CA2226014A1 - Oil spill containment system - Google Patents

Abstract

A system is disclosed for temporarily retaining oil spilled from oil containing equipment. The system is essentially a subterranean layer of oil absorbing material positioned below the oil containing equipment. The oil absorbing layer contains a sufficient quantity of oil absorbing material to temporarily retain the oil spilled from the equipment. The oil absorbing material forming the oil absorbing layer is preferably a hydrophobic material which is water permeable.

Description

OIL SPILL CONTAINMENT SYSTEM

FIELD OF THE INVENTION
The present invention relates to a method and apparatus for temporarily containing oil spills from transformers, capacitors, storage tanks and other stationary oil containing facilities.

BACKGROUND OF THE INVENTION
Power transformers, capacitors and related power switch equipment are extensively used by electric utilities as an integral part of the transmission and distribution grid. Due to the size of the electric power transmission and distribution grid, there are literally hundreds of thousands of power transformers in common use throughout North America. A majority of these power transformers contain a large quantity of oil, which is necessary for their function.

* [Task prompt]
Transcribe the oil spill patent text, beginning at the words "FIELD OF THE" and stopping after "oil containing facilities.". Nothing in the listing is needed here.

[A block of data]

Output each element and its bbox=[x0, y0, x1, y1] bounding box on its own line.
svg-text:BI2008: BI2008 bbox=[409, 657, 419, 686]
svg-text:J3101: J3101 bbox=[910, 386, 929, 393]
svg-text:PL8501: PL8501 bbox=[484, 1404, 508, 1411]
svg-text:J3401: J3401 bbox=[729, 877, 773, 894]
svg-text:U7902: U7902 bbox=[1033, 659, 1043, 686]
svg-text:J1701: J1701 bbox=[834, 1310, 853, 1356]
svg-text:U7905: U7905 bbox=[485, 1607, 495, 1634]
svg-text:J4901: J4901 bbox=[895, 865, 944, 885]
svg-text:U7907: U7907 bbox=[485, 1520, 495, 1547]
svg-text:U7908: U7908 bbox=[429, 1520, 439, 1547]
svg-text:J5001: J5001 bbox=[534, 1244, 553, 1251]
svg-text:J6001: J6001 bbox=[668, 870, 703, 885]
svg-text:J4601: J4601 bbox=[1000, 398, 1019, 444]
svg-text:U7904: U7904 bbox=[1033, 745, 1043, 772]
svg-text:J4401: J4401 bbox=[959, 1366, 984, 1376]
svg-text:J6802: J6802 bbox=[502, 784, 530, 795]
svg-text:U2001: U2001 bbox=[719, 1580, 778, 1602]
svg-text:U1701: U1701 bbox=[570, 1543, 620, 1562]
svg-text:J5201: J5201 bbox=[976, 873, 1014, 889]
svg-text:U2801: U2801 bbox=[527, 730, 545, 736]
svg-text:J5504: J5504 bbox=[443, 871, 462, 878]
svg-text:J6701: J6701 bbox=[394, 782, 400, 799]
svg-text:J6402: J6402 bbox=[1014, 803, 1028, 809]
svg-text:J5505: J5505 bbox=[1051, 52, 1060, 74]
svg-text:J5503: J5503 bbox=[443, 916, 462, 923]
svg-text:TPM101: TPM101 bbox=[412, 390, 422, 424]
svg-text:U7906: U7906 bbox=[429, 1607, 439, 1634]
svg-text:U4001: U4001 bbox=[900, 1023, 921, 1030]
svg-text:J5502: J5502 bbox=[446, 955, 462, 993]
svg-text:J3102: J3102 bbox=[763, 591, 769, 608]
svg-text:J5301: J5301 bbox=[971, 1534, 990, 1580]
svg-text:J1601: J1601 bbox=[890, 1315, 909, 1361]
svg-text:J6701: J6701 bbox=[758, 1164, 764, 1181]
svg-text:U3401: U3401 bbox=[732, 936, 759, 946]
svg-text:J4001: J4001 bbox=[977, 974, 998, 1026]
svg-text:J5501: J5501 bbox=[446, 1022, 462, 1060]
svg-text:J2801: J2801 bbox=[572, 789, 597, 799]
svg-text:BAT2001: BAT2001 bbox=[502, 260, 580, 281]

* [Complete response]
FIELD OF THE INVENTION
The present invention relates to a method and apparatus for temporarily containing oil spills from transformers, capacitors, storage tanks and other stationary oil containing facilities.